Given exercise = Restate the entire listing word for word.

Provided records =
★ ★ ★ ★ ★ ★ ★

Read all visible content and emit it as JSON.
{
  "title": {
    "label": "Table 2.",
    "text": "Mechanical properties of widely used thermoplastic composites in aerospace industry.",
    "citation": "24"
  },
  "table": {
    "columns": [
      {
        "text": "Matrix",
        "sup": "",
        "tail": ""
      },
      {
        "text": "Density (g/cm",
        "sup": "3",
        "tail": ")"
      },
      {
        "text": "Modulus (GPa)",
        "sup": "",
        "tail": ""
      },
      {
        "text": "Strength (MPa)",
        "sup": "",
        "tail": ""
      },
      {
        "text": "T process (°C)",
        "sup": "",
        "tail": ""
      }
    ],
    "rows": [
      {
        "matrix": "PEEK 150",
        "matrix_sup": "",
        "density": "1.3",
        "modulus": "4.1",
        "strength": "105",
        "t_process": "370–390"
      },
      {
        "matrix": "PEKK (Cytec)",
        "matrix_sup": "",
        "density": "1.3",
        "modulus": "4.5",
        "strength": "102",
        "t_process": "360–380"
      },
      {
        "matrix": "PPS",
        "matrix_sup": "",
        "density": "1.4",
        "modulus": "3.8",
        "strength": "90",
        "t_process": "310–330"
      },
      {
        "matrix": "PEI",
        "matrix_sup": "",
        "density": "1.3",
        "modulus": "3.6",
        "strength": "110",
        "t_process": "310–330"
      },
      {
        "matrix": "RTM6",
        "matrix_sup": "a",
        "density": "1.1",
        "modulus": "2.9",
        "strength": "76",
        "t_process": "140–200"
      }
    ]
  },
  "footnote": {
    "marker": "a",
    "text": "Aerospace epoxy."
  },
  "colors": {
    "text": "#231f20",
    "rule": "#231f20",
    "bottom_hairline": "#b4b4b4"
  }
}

★ ★ ★ ★ ★ ★ ★

The completed task =
Read all visible content and emit it as JSON.
{
  "title": {
    "label": "Table 2.",
    "text": "Mechanical properties of widely used thermoplastic composites in aerospace industry.",
    "citation": "24"
  },
  "table": {
    "columns": [
      {
        "text": "Matrix",
        "sup": "",
        "tail": ""
      },
      {
        "text": "Density (g/cm",
        "sup": "3",
        "tail": ")"
      },
      {
        "text": "Modulus (GPa)",
        "sup": "",
        "tail": ""
      },
      {
        "text": "Strength (MPa)",
        "sup": "",
        "tail": ""
      },
      {
        "text": "T process (°C)",
        "sup": "",
        "tail": ""
      }
    ],
    "rows": [
      {
        "matrix": "PEEK 150",
        "matrix_sup": "",
        "density": "1.3",
        "modulus": "4.1",
        "strength": "105",
        "t_process": "370–390"
      },
      {
        "matrix": "PEKK (Cytec)",
        "matrix_sup": "",
        "density": "1.3",
        "modulus": "4.5",
        "strength": "102",
        "t_process": "360–380"
      },
      {
        "matrix": "PPS",
        "matrix_sup": "",
        "density": "1.4",
        "modulus": "3.8",
        "strength": "90",
        "t_process": "310–330"
      },
      {
        "matrix": "PEI",
        "matrix_sup": "",
        "density": "1.3",
        "modulus": "3.6",
        "strength": "110",
        "t_process": "310–330"
      },
      {
        "matrix": "RTM6",
        "matrix_sup": "a",
        "density": "1.1",
        "modulus": "2.9",
        "strength": "76",
        "t_process": "140–200"
      }
    ]
  },
  "footnote": {
    "marker": "a",
    "text": "Aerospace epoxy."
  },
  "colors": {
    "text": "#231f20",
    "rule": "#231f20",
    "bottom_hairline": "#b4b4b4"
  }
}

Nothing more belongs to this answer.